= FRAGMENT DOKUMENTU =

☆ ☆ ☆ ☆ ☆

Trzydziestokilkuletni lokator, będąc w domu z żoną i dzieckiem, groził, że zabije się nożem. Zapowiadał też podpalenie mieszkania. Zagrożone było życie nie tylko desperata, ale i jego rodziny.
Dramatyczne sceny miały miejsce w nocy ze środy na czwartek, w północnej dzielnicy Gliwic. W tym czasie wszystkie patrole były akurat zajęte innymi interwencjami. Dyżurny błyskawicznie podjął decyzję o przerwaniu mniej pilnych spraw i szybkie udanie się pod nowy adres.
Jako pierwsi na miejsce dotarli dwaj młodzi posterunkowi. Niestety, desperat zabarykadował się w mieszkaniu i oświadczył, że nie otworzy, zaś w przypadku próby sforsowania drzwi zrobi krzywdę sobie i rodzinie. Pojawiła się też groźba podpalenia.

☆ ☆ ☆ ☆ ☆

= ZADANIE DO WYKONANIA =
Kto według fragmentu dokumentu pierwszy dotarł na miejsce zdarzenia?

☆ ☆ ☆ ☆ ☆

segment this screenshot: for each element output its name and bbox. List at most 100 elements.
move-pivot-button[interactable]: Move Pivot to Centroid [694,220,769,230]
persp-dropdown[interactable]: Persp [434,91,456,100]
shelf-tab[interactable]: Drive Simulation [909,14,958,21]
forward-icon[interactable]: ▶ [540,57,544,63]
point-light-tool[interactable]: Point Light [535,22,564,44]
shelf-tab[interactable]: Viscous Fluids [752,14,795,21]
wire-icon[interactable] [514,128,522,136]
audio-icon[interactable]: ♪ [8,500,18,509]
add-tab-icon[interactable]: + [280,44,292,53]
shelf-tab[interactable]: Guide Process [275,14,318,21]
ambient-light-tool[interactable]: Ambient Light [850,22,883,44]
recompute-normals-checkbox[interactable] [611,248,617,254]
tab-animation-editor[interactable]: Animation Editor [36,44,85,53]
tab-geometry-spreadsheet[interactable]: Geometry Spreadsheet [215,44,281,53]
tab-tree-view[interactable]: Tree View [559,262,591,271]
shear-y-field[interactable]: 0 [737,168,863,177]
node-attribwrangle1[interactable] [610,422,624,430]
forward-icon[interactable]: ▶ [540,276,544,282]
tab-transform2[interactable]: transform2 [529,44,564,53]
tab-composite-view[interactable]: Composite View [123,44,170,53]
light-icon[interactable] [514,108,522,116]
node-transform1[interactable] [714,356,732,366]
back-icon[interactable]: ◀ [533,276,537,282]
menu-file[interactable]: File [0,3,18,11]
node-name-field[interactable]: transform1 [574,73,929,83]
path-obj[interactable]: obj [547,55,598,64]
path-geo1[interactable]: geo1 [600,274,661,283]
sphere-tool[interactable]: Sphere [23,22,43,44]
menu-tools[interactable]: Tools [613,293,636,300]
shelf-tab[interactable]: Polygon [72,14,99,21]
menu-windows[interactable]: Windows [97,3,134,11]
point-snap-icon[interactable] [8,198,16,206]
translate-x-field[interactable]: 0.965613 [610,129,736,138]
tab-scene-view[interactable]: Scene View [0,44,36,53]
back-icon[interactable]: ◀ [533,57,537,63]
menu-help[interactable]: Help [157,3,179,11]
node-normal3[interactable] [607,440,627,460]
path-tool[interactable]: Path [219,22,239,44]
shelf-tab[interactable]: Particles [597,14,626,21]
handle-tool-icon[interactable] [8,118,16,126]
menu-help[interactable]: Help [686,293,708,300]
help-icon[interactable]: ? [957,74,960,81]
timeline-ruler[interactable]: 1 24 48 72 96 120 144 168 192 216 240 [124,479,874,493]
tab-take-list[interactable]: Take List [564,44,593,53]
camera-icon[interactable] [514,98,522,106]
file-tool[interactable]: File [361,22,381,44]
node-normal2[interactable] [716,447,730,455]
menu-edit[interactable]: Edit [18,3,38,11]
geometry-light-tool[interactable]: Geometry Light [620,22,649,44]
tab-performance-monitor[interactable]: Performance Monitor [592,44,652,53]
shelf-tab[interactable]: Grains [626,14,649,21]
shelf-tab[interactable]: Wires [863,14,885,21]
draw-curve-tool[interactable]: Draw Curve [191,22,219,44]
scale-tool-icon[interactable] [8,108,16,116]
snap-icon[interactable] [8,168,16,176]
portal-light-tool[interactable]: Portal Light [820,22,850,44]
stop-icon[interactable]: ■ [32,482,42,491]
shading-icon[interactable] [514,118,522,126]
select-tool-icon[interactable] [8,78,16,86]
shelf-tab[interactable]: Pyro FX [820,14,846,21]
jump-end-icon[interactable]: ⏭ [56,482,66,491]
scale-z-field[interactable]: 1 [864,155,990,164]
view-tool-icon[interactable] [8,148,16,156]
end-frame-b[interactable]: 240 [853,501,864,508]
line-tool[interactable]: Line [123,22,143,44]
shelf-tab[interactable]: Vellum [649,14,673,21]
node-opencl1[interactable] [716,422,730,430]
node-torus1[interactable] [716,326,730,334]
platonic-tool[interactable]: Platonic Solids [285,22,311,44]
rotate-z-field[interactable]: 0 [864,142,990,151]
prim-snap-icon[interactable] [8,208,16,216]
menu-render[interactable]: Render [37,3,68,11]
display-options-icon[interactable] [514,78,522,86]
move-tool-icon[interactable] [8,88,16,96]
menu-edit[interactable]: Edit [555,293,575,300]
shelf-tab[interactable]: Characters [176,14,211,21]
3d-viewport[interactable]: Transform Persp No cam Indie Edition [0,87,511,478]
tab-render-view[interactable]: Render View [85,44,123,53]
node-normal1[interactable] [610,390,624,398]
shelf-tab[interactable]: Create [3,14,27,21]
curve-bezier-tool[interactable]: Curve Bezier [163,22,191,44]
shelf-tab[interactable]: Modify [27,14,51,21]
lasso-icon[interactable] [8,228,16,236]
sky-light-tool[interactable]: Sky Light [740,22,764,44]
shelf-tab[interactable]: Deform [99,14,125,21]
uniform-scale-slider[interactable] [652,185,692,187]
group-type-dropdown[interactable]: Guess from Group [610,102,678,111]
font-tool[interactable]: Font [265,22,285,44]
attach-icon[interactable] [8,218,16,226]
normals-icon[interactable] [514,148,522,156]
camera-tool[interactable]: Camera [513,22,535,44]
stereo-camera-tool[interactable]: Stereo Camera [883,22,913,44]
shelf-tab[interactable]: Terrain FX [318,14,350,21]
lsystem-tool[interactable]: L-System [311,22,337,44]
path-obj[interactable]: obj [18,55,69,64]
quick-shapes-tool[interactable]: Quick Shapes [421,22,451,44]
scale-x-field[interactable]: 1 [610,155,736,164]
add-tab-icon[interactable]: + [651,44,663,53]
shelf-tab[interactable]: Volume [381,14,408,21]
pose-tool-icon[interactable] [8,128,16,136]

☆ ☆ ☆ ☆ ☆

= WYNIK ĆWICZENIA =
Dwaj młodzi posterunkowi.